--- TEXT SECTION ---
PHT 5216: Unit 2 — Thermotherapy (Superficial Heat)
1) What thermotherapy is (and isn’t)
Goal: Heat superficial tissues to increase tissue extensibility and reduce pain; may trigger reflex heating of deeper structures.
Not ideal for deep targets (e.g., deep muscle belly/joint capsule): consider other heating modalities if the primary goal is true deep heating.
2) Clinical forms you should know
Moist hot packs (MHP) — primary focus of this unit
Paraffin bath
Fluidotherapy (dry heat via convection)
Others: electric heating pads, air-activated wearables (superficial)
3) Biophysical dose: what determines the effect?
Target temperature rise: 104–113°F (vigorous heating range). Above this → burn risk.
Rate of heating: Faster ↑ effect but may ↑ pain if heat can’t dissipate.
Tissue volume heated: Larger areas (e.g., hot tub/jacuzzi) → systemic responses (↑ BP/HR, possible pulmonary effects).
Tissue composition & dissipation: Highly perfused tissues change more; impaired sweat/pain sensation (e.g., C5 incomplete SCI) = burn risk.
4) Physiological effects you can bank on
Vascular
Cutaneous vasodilation (especially with moist heat)
↑ Capillary permeability → fluid shift; can mimic mild inflammatory response
Neuromuscular & Pain
Pain ↓ via thermal Gate Control (thermoreceptors inhibit nociception in dorsal horn)
NCV changes (sensory conduction altered locally and possibly distally via consensual heating)
Muscle spindle/GTO: ↓ Type II spindle afferent firing; ↑ Ib (GTO) firing → ↓ α-motor neuron activity (indirectly via ↓ γ-drive; superficial heat doesn’t penetrate to directly change α)
Connective Tissue
↑ Elasticity, ↓ Viscosity, ↓ Joint stiffness, ↑ Muscle flexibility (think better stretch tolerance post-heat)
5) Heat transfer mechanisms (match to modalities)
Conduction: direct contact → MHP, paraffin
Convection: moving medium → fluidotherapy
Radiation: EM waves (covered conceptually here)
6) Moist Hot Pack (MHP): parameters & safety (high-yield)
Storage temp (hydrocollator): 158–167°F (info sheet often lists 150–170°F)
Layering: 6–8 towel layers (MHP cover = 2 layers → add ≥4 towels); 8–10 layers if supine on the pack
Treatment time: 15–30 min (check at ~5 min); first treatment often 10–15 min
Risk: One of PT’s #1 liability modalities → educate patients not to remove layers “because they don’t feel it” (sensory adaptation happens)
---
-- YOUR OBJECTIVE --
Reproduce the thermotherapy notes starting at "Rate of heating: Faster" and ending at "via consensual heating)", changing "Capillary permeability" to "Vascular permeability".
--- SOURCE DATA ---
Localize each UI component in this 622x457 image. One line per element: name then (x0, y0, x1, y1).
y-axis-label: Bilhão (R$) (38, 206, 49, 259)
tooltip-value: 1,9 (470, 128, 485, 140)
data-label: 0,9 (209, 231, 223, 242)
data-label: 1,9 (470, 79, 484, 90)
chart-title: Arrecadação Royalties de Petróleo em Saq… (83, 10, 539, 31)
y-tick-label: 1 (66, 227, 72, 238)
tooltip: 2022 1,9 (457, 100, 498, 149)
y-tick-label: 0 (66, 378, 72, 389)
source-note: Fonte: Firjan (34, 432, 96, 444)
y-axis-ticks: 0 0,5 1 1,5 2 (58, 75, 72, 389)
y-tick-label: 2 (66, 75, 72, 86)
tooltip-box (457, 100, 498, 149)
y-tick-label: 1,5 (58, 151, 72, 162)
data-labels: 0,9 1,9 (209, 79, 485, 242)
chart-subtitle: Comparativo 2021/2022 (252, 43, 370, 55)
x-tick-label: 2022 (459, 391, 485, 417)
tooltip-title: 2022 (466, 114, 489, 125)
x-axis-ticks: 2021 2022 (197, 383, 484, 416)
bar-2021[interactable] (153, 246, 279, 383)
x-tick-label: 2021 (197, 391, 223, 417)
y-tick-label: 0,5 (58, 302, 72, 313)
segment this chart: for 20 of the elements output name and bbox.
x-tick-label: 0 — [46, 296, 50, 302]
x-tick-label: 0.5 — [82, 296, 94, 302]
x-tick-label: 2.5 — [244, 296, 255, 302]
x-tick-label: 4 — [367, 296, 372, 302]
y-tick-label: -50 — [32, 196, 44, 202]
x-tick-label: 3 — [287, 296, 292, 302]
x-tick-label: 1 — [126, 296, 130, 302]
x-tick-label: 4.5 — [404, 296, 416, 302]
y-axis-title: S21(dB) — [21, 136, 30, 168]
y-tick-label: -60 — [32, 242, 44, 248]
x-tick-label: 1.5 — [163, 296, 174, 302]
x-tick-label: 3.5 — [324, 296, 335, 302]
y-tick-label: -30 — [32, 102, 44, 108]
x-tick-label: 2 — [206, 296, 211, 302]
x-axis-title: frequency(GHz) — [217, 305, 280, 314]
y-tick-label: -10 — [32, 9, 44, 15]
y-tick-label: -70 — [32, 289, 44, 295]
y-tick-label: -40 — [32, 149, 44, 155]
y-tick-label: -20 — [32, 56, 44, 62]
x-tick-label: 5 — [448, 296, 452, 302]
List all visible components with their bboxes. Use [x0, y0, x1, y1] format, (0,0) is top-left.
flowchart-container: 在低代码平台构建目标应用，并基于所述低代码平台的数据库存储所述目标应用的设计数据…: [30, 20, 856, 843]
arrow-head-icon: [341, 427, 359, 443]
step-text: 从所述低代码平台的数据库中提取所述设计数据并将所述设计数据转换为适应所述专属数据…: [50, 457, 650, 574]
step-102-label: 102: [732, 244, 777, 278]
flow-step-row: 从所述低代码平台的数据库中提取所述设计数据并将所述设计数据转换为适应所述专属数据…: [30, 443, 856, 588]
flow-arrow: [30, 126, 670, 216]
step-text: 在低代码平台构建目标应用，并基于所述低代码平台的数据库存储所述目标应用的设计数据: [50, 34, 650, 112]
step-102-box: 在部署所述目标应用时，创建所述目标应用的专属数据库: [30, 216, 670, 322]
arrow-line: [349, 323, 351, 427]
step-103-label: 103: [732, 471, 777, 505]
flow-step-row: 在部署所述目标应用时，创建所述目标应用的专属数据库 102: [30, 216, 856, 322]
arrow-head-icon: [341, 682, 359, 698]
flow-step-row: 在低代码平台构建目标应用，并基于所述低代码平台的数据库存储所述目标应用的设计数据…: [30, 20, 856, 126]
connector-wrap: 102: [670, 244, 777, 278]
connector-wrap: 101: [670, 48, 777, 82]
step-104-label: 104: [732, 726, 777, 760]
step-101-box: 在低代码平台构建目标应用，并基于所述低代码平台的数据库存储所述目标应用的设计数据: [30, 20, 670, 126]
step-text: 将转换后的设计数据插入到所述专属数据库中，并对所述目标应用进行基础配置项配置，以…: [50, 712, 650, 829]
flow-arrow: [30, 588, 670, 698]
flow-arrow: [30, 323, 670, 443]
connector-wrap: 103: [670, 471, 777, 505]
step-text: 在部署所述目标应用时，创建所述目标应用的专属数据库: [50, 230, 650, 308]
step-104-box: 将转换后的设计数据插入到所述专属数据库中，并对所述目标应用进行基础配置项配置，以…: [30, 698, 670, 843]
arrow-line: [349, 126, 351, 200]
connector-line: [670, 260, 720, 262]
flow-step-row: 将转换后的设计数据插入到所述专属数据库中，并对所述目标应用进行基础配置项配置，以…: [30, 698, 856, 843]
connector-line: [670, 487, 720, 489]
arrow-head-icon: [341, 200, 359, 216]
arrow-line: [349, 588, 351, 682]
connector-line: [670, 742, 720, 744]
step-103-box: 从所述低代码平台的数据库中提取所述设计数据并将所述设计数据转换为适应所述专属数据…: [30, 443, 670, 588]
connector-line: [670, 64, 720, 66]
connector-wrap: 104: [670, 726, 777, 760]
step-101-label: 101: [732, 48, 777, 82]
---
-- ANSWER FOR THIS EXERCISE --
Rate of heating: Faster ↑ effect but may ↑ pain if heat can’t dissipate.
Tissue volume heated: Larger areas (e.g., hot tub/jacuzzi) → systemic responses (↑ BP/HR, possible pulmonary effects).
Tissue composition & dissipation: Highly perfused tissues change more; impaired sweat/pain sensation (e.g., C5 incomplete SCI) = burn risk.
4) Physiological effects you can bank on
Vascular
Cutaneous vasodilation (especially with moist heat)
↑ Vascular permeability → fluid shift; can mimic mild inflammatory response
Neuromuscular & Pain
Pain ↓ via thermal Gate Control (thermoreceptors inhibit nociception in dorsal horn)
NCV changes (sensory conduction altered locally and possibly distally via consensual heating)